The English word list I have handy (I think it's the Moby list, but don't remember with certainty) shows around three hundred thousand words, but that's still not particularly difficult to deal with. I would not take punctuation into account though -- I'd strip it off before counting the words (except, perhaps, in the case of contractions). Most people don't want `x` and `x,` treated as two different words.
Jerry Coffin
You guys have a very good point. I'm not sure what I was thinking. Maybe I was a little confused by the OP wanting to search through the entire file every single time - which sort of gave me the impression that the file actually contained on the order of 1gb of unique words.
jthg
@JonathanI completely agree and I am grateful to you for introducing those two books. The only problem in your answer is how fast i can read through the file. Your answer is probably fine in counting the unique words using the map or the likes.But, the real question how fast i can traverse the file? This is the reason my proposed solution use threads, but that doesn't seems to be fine as per the below answers
Vadi
I've done a very similar thing, except for one detail. My initial code indeed used a `std::map<std::string, T>` but once I got the bugs out I changed it to `std::map<StringShim, T>`. `StringShim` was a simple 4-byte class wrapping a `char*`; the actual strings were managed by a single `StringPool`. This was significantly more efficient.

→ **Record list**
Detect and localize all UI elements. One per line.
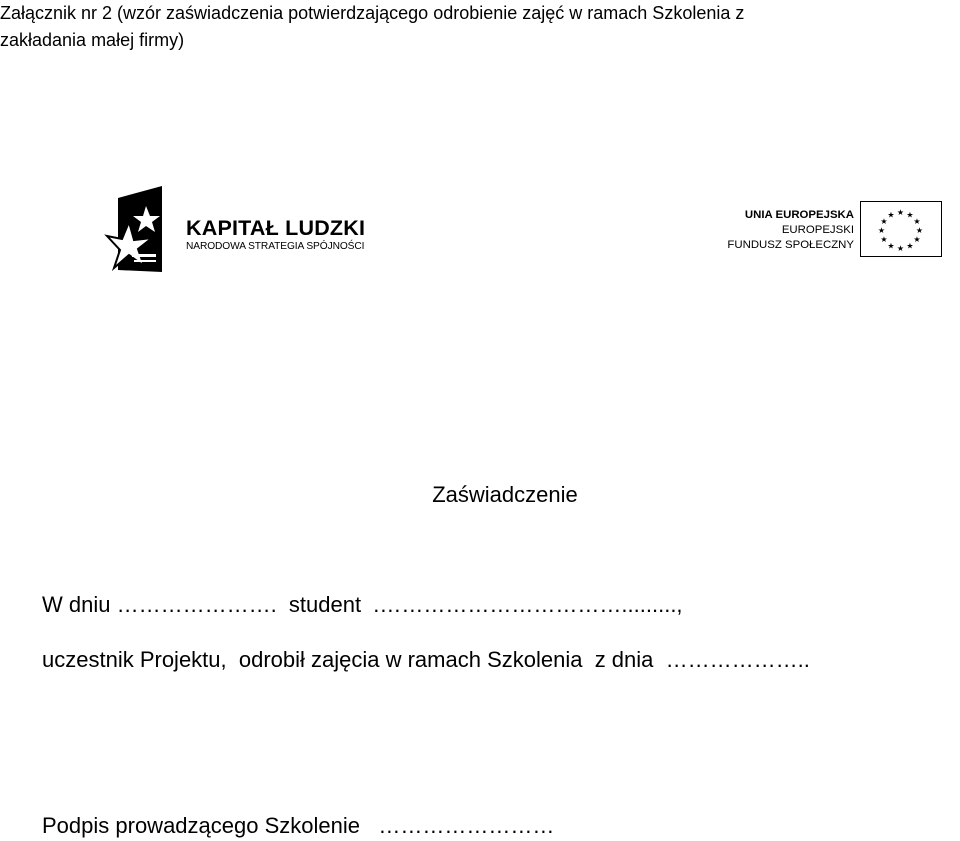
svg-text:★: ★ — [896, 208, 905, 217]
svg-text:★: ★ — [906, 210, 914, 220]
signature-line: Podpis prowadzącego Szkolenie …………………… — [42, 813, 555, 838]
date-student-line: W dniu …………………. student .……………………………........., — [42, 592, 683, 617]
document-title: Zaświadczenie — [432, 482, 578, 507]
svg-text:★: ★ — [913, 235, 921, 244]
eu-line-2: EUROPEJSKI — [781, 224, 854, 236]
participant-line: uczestnik Projektu, odrobił zajęcia w ramach Szkolenia z dnia ……………….. — [42, 647, 810, 672]
kapital-ludzki-subtitle: NARODOWA STRATEGIA SPÓJNOŚCI — [186, 241, 365, 252]
svg-text:★: ★ — [906, 241, 914, 251]
svg-text:★: ★ — [877, 226, 886, 235]
eu-flag-icon — [860, 201, 942, 257]
kapital-ludzki-logo — [104, 184, 394, 276]
svg-text:★: ★ — [880, 217, 888, 226]
svg-text:★: ★ — [887, 241, 895, 251]
svg-text:★: ★ — [896, 244, 905, 253]
svg-text:★: ★ — [913, 217, 921, 226]
kapital-ludzki-name: KAPITAŁ LUDZKI — [186, 216, 366, 240]
eu-line-1: UNIA EUROPEJSKA — [744, 209, 854, 221]
eu-text — [727, 208, 854, 253]
eu-logo — [700, 200, 950, 262]
eu-line-3: FUNDUSZ SPOŁECZNY — [727, 239, 854, 251]
svg-text:★: ★ — [880, 235, 888, 244]
header-note: Załącznik nr 2 (wzór zaświadczenia potwierdzającego odrobienie zajęć w ramach Szkolenia z zakładania małej firmy) — [0, 3, 745, 50]
kapital-ludzki-emblem-icon — [104, 184, 184, 276]
svg-text:★: ★ — [887, 210, 895, 220]
svg-text:★: ★ — [915, 226, 924, 235]
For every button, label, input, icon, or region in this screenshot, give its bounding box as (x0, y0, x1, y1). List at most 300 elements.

→ **Problem requirements**
Retype the part of the thread about counting unique words in a file, starting at "Jerry Coffin" and ending at "of unique words.".

→ **Output for this exercise**
Jerry Coffin
You guys have a very good point. I'm not sure what I was thinking. Maybe I was a little confused by the OP wanting to search through the entire file every single time - which sort of gave me the impression that the file actually contained on the order of 1gb of unique words.